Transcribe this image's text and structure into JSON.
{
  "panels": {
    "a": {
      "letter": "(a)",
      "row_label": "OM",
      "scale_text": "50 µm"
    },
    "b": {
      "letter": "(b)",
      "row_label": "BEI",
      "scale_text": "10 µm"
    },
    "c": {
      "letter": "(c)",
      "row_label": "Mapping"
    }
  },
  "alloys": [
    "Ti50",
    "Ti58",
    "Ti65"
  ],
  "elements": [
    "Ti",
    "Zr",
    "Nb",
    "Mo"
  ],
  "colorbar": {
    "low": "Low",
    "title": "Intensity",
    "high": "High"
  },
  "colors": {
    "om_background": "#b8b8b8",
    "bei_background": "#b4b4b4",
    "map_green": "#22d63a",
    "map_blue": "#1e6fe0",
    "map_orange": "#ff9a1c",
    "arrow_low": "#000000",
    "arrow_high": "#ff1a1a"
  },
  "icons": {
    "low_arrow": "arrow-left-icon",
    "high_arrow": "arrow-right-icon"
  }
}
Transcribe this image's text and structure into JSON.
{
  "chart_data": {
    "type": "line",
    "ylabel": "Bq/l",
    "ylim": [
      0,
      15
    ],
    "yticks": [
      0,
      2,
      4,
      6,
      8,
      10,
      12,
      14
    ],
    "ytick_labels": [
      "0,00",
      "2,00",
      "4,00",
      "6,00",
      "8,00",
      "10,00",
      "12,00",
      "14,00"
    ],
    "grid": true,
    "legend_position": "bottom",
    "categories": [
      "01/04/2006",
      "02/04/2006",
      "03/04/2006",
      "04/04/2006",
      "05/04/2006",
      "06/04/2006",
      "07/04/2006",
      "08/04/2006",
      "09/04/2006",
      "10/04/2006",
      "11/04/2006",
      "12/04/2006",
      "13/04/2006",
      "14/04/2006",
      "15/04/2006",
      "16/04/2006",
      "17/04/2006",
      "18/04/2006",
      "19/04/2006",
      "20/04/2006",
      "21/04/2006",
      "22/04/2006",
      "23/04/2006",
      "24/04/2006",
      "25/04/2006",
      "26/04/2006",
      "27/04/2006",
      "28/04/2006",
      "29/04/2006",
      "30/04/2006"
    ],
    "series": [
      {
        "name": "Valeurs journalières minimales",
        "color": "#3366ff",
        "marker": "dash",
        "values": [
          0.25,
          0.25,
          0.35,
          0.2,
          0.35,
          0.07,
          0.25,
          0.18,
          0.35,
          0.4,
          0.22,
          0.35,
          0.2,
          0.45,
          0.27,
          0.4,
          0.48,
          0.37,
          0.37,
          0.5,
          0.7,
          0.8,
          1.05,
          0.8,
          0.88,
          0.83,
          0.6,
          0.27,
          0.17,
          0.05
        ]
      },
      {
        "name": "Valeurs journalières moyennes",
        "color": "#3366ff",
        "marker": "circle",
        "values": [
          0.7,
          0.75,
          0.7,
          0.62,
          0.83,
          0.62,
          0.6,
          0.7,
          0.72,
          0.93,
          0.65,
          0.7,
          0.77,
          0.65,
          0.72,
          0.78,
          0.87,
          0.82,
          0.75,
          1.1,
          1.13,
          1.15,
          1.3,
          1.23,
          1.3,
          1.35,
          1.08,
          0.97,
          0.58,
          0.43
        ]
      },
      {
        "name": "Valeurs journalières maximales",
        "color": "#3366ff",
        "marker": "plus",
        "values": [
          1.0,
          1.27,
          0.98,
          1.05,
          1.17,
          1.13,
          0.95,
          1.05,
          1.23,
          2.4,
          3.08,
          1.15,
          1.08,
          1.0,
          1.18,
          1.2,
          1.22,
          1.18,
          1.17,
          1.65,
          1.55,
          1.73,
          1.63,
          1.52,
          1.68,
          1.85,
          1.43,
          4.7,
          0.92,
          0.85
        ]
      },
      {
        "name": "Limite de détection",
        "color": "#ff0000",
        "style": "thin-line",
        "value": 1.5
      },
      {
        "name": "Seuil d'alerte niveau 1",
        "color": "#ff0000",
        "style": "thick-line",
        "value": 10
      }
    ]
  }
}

*EXERCISE*: Give an exact repetition of all the material.

*OUTPUT FOR THIS EXERCISE*:
Transcribe this image's text and structure into JSON.
{
  "panels": {
    "a": {
      "letter": "(a)",
      "row_label": "OM",
      "scale_text": "50 µm"
    },
    "b": {
      "letter": "(b)",
      "row_label": "BEI",
      "scale_text": "10 µm"
    },
    "c": {
      "letter": "(c)",
      "row_label": "Mapping"
    }
  },
  "alloys": [
    "Ti50",
    "Ti58",
    "Ti65"
  ],
  "elements": [
    "Ti",
    "Zr",
    "Nb",
    "Mo"
  ],
  "colorbar": {
    "low": "Low",
    "title": "Intensity",
    "high": "High"
  },
  "colors": {
    "om_background": "#b8b8b8",
    "bei_background": "#b4b4b4",
    "map_green": "#22d63a",
    "map_blue": "#1e6fe0",
    "map_orange": "#ff9a1c",
    "arrow_low": "#000000",
    "arrow_high": "#ff1a1a"
  },
  "icons": {
    "low_arrow": "arrow-left-icon",
    "high_arrow": "arrow-right-icon"
  }
}
Transcribe this image's text and structure into JSON.
{
  "chart_data": {
    "type": "line",
    "ylabel": "Bq/l",
    "ylim": [
      0,
      15
    ],
    "yticks": [
      0,
      2,
      4,
      6,
      8,
      10,
      12,
      14
    ],
    "ytick_labels": [
      "0,00",
      "2,00",
      "4,00",
      "6,00",
      "8,00",
      "10,00",
      "12,00",
      "14,00"
    ],
    "grid": true,
    "legend_position": "bottom",
    "categories": [
      "01/04/2006",
      "02/04/2006",
      "03/04/2006",
      "04/04/2006",
      "05/04/2006",
      "06/04/2006",
      "07/04/2006",
      "08/04/2006",
      "09/04/2006",
      "10/04/2006",
      "11/04/2006",
      "12/04/2006",
      "13/04/2006",
      "14/04/2006",
      "15/04/2006",
      "16/04/2006",
      "17/04/2006",
      "18/04/2006",
      "19/04/2006",
      "20/04/2006",
      "21/04/2006",
      "22/04/2006",
      "23/04/2006",
      "24/04/2006",
      "25/04/2006",
      "26/04/2006",
      "27/04/2006",
      "28/04/2006",
      "29/04/2006",
      "30/04/2006"
    ],
    "series": [
      {
        "name": "Valeurs journalières minimales",
        "color": "#3366ff",
        "marker": "dash",
        "values": [
          0.25,
          0.25,
          0.35,
          0.2,
          0.35,
          0.07,
          0.25,
          0.18,
          0.35,
          0.4,
          0.22,
          0.35,
          0.2,
          0.45,
          0.27,
          0.4,
          0.48,
          0.37,
          0.37,
          0.5,
          0.7,
          0.8,
          1.05,
          0.8,
          0.88,
          0.83,
          0.6,
          0.27,
          0.17,
          0.05
        ]
      },
      {
        "name": "Valeurs journalières moyennes",
        "color": "#3366ff",
        "marker": "circle",
        "values": [
          0.7,
          0.75,
          0.7,
          0.62,
          0.83,
          0.62,
          0.6,
          0.7,
          0.72,
          0.93,
          0.65,
          0.7,
          0.77,
          0.65,
          0.72,
          0.78,
          0.87,
          0.82,
          0.75,
          1.1,
          1.13,
          1.15,
          1.3,
          1.23,
          1.3,
          1.35,
          1.08,
          0.97,
          0.58,
          0.43
        ]
      },
      {
        "name": "Valeurs journalières maximales",
        "color": "#3366ff",
        "marker": "plus",
        "values": [
          1.0,
          1.27,
          0.98,
          1.05,
          1.17,
          1.13,
          0.95,
          1.05,
          1.23,
          2.4,
          3.08,
          1.15,
          1.08,
          1.0,
          1.18,
          1.2,
          1.22,
          1.18,
          1.17,
          1.65,
          1.55,
          1.73,
          1.63,
          1.52,
          1.68,
          1.85,
          1.43,
          4.7,
          0.92,
          0.85
        ]
      },
      {
        "name": "Limite de détection",
        "color": "#ff0000",
        "style": "thin-line",
        "value": 1.5
      },
      {
        "name": "Seuil d'alerte niveau 1",
        "color": "#ff0000",
        "style": "thick-line",
        "value": 10
      }
    ]
  }
}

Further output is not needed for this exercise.